▶ _YOUR TASK_
Your task is to repeat, word for word, the line containing "Give me a plain-text" and all lines that follow it to the end of the material, and no other lines.

— BEGIN —

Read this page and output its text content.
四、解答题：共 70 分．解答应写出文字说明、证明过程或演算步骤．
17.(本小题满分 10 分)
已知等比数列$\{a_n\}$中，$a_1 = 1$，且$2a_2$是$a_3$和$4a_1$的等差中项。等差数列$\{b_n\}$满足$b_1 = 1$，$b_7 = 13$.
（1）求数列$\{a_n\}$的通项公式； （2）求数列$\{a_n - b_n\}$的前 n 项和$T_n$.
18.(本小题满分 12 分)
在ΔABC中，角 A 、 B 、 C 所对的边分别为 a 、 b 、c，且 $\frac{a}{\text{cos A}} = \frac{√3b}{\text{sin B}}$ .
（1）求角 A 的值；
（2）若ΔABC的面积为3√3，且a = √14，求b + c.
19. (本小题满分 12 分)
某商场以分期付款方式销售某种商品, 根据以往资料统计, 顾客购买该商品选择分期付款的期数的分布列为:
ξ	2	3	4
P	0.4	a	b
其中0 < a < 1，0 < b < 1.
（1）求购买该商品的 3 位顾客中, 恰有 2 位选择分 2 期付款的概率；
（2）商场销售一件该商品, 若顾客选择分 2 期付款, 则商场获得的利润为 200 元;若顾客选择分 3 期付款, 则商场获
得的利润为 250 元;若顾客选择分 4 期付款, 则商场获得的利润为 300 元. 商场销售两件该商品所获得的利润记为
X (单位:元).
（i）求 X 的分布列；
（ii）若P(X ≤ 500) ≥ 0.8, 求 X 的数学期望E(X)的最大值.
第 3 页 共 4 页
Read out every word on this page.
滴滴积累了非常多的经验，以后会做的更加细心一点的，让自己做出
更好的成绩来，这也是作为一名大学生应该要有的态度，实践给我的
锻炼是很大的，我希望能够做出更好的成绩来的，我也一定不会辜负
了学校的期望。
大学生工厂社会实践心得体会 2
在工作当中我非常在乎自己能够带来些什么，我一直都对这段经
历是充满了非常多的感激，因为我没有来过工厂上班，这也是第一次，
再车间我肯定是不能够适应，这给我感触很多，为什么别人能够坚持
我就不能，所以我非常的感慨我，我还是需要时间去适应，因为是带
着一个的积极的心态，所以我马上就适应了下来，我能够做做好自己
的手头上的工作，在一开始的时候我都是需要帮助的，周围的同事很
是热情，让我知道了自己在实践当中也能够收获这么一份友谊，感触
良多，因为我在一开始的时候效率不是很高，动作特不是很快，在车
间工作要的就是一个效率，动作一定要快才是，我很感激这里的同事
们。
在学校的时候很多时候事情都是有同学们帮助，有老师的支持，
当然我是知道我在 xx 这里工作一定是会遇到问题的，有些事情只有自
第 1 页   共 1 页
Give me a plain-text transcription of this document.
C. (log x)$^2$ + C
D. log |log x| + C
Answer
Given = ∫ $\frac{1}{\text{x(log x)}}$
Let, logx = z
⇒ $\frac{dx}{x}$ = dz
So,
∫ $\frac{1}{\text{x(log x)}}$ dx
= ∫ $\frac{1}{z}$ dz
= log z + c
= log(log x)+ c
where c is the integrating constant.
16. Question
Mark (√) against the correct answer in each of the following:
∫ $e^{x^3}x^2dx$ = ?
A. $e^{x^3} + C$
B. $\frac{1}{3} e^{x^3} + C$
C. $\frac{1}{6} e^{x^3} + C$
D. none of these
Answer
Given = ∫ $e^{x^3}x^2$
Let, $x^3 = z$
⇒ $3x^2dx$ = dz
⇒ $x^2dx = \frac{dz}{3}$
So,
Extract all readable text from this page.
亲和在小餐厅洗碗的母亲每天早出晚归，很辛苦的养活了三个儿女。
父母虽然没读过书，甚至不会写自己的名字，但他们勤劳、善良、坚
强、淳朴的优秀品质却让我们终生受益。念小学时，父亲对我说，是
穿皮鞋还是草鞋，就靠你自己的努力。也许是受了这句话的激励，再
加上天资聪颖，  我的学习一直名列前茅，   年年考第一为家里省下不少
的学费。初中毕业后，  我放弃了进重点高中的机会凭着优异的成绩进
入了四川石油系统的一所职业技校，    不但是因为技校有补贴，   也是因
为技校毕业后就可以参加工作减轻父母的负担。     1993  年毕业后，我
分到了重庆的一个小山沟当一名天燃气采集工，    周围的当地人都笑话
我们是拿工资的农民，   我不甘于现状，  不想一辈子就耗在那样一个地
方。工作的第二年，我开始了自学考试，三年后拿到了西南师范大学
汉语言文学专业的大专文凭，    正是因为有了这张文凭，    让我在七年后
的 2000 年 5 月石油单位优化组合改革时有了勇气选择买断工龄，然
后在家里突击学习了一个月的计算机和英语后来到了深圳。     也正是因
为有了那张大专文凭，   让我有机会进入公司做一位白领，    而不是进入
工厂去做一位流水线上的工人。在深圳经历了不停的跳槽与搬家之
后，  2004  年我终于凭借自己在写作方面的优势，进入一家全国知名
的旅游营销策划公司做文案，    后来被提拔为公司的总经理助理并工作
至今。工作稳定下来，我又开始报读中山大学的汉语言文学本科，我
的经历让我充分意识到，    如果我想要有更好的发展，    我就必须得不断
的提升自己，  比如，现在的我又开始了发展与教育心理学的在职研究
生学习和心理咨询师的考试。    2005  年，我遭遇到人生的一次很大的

— END —

▶ _RIGHT ANSWER_
Give me a plain-text transcription of this document.
C. (log x)$^2$ + C
D. log |log x| + C
Answer
Given = ∫ $\frac{1}{\text{x(log x)}}$
Let, logx = z
⇒ $\frac{dx}{x}$ = dz
So,
∫ $\frac{1}{\text{x(log x)}}$ dx
= ∫ $\frac{1}{z}$ dz
= log z + c
= log(log x)+ c
where c is the integrating constant.
16. Question
Mark (√) against the correct answer in each of the following:
∫ $e^{x^3}x^2dx$ = ?
A. $e^{x^3} + C$
B. $\frac{1}{3} e^{x^3} + C$
C. $\frac{1}{6} e^{x^3} + C$
D. none of these
Answer
Given = ∫ $e^{x^3}x^2$
Let, $x^3 = z$
⇒ $3x^2dx$ = dz
⇒ $x^2dx = \frac{dz}{3}$
So,
Extract all readable text from this page.
亲和在小餐厅洗碗的母亲每天早出晚归，很辛苦的养活了三个儿女。
父母虽然没读过书，甚至不会写自己的名字，但他们勤劳、善良、坚
强、淳朴的优秀品质却让我们终生受益。念小学时，父亲对我说，是
穿皮鞋还是草鞋，就靠你自己的努力。也许是受了这句话的激励，再
加上天资聪颖，  我的学习一直名列前茅，   年年考第一为家里省下不少
的学费。初中毕业后，  我放弃了进重点高中的机会凭着优异的成绩进
入了四川石油系统的一所职业技校，    不但是因为技校有补贴，   也是因
为技校毕业后就可以参加工作减轻父母的负担。     1993  年毕业后，我
分到了重庆的一个小山沟当一名天燃气采集工，    周围的当地人都笑话
我们是拿工资的农民，   我不甘于现状，  不想一辈子就耗在那样一个地
方。工作的第二年，我开始了自学考试，三年后拿到了西南师范大学
汉语言文学专业的大专文凭，    正是因为有了这张文凭，    让我在七年后
的 2000 年 5 月石油单位优化组合改革时有了勇气选择买断工龄，然
后在家里突击学习了一个月的计算机和英语后来到了深圳。     也正是因
为有了那张大专文凭，   让我有机会进入公司做一位白领，    而不是进入
工厂去做一位流水线上的工人。在深圳经历了不停的跳槽与搬家之
后，  2004  年我终于凭借自己在写作方面的优势，进入一家全国知名
的旅游营销策划公司做文案，    后来被提拔为公司的总经理助理并工作
至今。工作稳定下来，我又开始报读中山大学的汉语言文学本科，我
的经历让我充分意识到，    如果我想要有更好的发展，    我就必须得不断
的提升自己，  比如，现在的我又开始了发展与教育心理学的在职研究
生学习和心理咨询师的考试。    2005  年，我遭遇到人生的一次很大的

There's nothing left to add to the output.